What the task asks - In the entries that follow, how many lines hold "have"? Nothing but the number is expected.

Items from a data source
[Start of Attachment]
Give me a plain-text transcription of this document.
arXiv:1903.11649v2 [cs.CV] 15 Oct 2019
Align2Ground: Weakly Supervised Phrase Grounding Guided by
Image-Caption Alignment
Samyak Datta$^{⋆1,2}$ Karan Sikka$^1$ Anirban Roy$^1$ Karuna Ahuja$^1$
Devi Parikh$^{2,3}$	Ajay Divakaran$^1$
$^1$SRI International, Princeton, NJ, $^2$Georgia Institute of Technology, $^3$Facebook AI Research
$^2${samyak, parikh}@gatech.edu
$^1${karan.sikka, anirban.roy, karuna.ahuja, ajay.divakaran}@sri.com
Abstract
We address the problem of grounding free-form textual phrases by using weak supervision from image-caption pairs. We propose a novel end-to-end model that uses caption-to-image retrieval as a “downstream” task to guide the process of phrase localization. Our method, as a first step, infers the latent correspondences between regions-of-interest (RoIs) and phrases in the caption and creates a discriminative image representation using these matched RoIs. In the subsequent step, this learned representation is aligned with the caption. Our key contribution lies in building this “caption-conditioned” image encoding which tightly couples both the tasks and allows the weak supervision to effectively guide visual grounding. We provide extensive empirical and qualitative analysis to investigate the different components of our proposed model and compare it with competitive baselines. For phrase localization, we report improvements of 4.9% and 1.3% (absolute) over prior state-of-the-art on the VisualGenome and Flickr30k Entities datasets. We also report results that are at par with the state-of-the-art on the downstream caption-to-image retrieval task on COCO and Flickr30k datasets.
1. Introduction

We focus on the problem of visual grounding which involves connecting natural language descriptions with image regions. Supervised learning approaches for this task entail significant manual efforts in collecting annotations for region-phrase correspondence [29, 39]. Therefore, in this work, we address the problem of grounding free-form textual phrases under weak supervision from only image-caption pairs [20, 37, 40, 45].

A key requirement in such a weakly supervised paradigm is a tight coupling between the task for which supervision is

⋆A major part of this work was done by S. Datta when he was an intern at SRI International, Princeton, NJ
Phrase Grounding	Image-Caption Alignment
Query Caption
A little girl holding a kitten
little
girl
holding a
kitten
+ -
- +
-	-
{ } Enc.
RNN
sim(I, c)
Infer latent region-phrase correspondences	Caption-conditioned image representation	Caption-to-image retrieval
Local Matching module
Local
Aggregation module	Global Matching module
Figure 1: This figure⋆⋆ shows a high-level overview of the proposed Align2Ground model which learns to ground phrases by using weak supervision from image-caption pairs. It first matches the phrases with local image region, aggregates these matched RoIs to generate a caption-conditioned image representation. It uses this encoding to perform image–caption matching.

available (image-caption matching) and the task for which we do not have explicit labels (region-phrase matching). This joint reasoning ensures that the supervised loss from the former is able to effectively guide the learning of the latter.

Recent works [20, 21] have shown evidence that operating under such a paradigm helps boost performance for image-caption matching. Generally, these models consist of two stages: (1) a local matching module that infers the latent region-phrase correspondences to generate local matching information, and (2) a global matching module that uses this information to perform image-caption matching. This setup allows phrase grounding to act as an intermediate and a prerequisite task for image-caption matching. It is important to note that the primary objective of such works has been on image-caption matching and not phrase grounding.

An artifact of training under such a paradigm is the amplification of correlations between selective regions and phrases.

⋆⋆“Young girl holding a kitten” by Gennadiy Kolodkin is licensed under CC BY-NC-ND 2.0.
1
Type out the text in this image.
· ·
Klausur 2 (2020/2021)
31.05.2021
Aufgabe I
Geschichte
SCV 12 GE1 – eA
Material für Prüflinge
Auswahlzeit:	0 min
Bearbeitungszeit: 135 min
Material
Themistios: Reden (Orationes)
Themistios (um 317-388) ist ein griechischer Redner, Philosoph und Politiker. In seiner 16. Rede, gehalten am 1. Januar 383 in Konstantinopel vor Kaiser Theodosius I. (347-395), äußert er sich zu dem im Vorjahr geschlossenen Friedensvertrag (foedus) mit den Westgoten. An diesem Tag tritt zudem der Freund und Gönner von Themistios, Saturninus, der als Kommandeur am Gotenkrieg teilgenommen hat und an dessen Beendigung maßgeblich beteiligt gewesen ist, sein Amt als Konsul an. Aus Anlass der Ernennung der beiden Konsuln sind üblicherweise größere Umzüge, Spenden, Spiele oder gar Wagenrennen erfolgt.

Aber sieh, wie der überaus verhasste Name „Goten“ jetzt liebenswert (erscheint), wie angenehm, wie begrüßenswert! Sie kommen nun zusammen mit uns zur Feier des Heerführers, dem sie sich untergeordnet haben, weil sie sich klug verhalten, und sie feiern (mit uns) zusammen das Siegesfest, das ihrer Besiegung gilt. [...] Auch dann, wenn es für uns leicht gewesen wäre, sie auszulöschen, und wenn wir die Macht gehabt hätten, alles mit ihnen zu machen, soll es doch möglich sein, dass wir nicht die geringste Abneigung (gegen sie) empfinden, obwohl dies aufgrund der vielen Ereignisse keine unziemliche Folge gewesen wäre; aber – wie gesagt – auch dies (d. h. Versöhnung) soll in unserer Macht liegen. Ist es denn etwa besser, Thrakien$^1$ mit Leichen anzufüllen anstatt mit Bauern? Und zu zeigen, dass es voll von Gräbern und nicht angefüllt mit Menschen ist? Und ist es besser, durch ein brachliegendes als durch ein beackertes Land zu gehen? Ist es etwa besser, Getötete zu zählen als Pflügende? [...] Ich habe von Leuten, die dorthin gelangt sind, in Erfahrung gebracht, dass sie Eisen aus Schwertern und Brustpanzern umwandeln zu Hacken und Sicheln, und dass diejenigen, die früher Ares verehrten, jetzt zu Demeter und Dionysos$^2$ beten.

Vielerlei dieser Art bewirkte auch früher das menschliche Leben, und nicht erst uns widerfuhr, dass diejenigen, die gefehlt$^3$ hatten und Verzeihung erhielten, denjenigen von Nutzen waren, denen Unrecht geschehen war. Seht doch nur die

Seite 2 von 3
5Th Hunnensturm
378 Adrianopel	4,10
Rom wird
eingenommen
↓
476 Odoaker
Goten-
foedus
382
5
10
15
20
[End of Attachment]
Response to this task - 2